## start Dataset entries

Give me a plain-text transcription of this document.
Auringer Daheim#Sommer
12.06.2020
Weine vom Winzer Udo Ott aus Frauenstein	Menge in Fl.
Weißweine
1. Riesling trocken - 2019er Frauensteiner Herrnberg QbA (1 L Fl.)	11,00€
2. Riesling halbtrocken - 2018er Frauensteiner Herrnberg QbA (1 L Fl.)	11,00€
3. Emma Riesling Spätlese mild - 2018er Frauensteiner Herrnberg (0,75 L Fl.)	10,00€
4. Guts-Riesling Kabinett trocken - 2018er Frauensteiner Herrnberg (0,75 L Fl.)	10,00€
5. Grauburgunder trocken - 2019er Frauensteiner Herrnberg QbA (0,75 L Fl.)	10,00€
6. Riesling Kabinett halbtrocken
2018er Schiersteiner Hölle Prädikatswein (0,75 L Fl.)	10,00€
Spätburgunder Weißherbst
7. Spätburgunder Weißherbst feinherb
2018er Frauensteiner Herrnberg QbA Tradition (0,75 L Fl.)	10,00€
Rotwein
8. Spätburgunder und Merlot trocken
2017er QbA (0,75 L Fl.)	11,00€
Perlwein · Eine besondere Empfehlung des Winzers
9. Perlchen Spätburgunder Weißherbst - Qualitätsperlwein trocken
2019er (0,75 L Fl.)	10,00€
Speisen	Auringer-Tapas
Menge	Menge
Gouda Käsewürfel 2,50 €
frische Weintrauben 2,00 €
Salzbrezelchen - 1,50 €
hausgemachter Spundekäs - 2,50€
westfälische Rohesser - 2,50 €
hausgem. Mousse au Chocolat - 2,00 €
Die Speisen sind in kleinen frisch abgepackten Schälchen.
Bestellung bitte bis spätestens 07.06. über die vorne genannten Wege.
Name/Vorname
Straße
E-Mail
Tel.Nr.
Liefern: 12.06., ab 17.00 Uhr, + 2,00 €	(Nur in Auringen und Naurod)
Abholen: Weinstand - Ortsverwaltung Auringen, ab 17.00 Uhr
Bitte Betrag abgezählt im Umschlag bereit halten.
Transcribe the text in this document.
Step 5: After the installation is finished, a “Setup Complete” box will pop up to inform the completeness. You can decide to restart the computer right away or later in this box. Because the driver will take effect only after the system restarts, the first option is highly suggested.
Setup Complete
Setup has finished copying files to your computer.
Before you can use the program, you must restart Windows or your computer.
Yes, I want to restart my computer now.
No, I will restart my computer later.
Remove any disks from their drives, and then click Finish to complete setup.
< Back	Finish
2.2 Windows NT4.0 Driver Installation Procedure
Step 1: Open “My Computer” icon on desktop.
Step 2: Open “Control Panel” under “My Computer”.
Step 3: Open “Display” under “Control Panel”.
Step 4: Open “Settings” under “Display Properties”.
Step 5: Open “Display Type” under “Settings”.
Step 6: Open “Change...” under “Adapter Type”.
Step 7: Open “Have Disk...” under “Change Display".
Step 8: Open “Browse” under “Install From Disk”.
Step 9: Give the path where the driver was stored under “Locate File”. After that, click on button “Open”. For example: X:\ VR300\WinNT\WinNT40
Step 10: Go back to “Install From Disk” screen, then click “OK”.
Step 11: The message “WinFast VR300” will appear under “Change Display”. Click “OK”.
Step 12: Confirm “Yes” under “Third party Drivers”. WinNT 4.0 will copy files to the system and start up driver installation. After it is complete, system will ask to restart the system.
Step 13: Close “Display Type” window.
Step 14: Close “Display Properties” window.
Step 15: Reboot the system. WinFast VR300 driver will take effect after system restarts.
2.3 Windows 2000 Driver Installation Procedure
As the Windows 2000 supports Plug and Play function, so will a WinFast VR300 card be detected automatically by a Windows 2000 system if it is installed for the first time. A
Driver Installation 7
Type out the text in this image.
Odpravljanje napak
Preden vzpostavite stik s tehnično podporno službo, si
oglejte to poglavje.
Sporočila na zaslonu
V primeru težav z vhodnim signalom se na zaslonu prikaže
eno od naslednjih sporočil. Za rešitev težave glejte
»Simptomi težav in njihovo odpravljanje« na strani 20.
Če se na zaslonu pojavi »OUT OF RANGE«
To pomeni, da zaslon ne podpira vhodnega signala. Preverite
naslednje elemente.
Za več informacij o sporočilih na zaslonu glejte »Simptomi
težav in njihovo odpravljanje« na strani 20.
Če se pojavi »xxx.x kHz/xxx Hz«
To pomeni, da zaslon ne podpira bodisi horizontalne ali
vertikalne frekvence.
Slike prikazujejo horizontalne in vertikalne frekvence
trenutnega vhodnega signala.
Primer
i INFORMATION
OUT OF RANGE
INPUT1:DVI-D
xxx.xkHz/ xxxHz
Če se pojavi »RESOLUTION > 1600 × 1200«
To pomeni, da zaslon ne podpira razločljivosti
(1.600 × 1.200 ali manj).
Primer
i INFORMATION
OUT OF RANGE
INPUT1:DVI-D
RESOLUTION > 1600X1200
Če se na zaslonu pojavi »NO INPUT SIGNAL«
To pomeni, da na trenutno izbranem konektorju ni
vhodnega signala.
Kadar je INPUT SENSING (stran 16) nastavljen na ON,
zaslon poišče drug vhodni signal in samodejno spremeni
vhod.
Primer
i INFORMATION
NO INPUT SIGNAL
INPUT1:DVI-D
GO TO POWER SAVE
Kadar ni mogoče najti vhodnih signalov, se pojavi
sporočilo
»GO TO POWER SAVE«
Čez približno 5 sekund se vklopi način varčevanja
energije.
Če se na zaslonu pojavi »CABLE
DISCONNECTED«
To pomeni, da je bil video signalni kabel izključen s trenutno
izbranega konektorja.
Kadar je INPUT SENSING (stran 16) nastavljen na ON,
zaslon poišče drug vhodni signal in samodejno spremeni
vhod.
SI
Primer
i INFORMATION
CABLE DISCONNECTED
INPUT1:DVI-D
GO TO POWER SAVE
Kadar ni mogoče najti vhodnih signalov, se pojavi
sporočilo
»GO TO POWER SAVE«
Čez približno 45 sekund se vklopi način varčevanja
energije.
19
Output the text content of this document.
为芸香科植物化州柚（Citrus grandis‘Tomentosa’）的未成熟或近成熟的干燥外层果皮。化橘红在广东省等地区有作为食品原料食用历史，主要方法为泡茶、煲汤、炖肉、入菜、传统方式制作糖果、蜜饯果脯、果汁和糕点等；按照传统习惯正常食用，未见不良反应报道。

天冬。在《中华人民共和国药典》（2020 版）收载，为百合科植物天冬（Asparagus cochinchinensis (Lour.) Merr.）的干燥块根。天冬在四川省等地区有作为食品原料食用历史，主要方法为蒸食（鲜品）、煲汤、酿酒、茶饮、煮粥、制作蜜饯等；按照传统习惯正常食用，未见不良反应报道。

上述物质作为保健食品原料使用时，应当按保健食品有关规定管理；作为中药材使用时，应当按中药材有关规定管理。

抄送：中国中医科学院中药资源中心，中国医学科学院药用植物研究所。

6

## end Dataset entries

## [What to do]
Locate the line that contains "Output the text content of this document.". Repeat it and every line after it, up to and including the final line, exactly.

## [Response]
Output the text content of this document.
为芸香科植物化州柚（Citrus grandis‘Tomentosa’）的未成熟或近成熟的干燥外层果皮。化橘红在广东省等地区有作为食品原料食用历史，主要方法为泡茶、煲汤、炖肉、入菜、传统方式制作糖果、蜜饯果脯、果汁和糕点等；按照传统习惯正常食用，未见不良反应报道。

天冬。在《中华人民共和国药典》（2020 版）收载，为百合科植物天冬（Asparagus cochinchinensis (Lour.) Merr.）的干燥块根。天冬在四川省等地区有作为食品原料食用历史，主要方法为蒸食（鲜品）、煲汤、酿酒、茶饮、煮粥、制作蜜饯等；按照传统习惯正常食用，未见不良反应报道。

上述物质作为保健食品原料使用时，应当按保健食品有关规定管理；作为中药材使用时，应当按中药材有关规定管理。

抄送：中国中医科学院中药资源中心，中国医学科学院药用植物研究所。

6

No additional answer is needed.